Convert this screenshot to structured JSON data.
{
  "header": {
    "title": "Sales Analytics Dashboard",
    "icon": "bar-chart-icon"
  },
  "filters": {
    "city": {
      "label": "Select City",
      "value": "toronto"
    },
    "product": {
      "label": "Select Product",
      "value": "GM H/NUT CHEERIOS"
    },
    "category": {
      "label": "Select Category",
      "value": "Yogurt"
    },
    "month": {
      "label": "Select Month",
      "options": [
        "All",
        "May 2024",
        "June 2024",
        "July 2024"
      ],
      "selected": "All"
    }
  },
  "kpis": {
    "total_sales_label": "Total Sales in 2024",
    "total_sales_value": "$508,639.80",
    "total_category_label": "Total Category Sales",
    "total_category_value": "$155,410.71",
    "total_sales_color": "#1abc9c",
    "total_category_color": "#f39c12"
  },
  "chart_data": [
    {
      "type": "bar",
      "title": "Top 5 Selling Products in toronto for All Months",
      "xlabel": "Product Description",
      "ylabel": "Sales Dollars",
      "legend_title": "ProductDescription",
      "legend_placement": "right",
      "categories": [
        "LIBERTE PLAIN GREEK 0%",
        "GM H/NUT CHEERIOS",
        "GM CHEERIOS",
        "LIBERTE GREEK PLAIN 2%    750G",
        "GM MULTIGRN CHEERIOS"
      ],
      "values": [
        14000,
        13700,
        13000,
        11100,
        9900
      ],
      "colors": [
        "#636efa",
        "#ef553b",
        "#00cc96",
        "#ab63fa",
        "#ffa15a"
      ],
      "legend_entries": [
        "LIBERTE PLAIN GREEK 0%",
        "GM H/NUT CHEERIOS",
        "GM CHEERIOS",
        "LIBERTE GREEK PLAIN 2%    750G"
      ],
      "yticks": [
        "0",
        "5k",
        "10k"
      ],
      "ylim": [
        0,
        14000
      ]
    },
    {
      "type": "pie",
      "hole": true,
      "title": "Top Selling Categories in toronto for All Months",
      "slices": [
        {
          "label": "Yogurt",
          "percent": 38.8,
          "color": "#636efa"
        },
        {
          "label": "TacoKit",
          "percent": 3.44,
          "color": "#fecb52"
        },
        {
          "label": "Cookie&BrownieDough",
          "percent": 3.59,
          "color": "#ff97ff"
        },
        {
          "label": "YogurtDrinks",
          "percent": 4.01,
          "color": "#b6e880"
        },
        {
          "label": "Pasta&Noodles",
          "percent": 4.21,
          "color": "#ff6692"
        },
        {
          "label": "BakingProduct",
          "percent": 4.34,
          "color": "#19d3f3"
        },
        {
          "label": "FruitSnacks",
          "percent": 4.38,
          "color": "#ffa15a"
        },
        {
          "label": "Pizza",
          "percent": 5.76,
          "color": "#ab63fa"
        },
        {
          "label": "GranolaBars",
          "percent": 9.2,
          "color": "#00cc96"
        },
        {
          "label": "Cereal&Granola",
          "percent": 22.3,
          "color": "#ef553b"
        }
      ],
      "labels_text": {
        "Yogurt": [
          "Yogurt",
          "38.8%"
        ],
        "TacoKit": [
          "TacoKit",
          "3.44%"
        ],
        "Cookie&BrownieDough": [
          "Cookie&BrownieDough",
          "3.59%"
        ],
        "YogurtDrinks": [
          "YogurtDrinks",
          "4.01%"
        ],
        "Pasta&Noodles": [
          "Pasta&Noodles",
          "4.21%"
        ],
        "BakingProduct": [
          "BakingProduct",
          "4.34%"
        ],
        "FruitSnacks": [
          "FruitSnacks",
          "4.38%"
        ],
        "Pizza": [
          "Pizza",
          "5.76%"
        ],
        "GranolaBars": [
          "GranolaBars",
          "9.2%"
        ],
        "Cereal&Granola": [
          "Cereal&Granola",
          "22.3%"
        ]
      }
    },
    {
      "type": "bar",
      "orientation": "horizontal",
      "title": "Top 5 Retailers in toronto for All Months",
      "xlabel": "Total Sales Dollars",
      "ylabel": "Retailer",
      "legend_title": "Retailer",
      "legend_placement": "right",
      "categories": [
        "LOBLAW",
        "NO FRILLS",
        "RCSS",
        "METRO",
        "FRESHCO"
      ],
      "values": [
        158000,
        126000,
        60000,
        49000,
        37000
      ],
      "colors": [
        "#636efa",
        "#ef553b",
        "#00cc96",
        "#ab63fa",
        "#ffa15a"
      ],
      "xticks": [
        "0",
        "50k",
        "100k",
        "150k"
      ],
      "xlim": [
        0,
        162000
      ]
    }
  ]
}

Directions for this task: Gather from the records above every line containing the string "FruitSnacks".

Full response:
          "label": "FruitSnacks",
        "FruitSnacks": [
          "FruitSnacks",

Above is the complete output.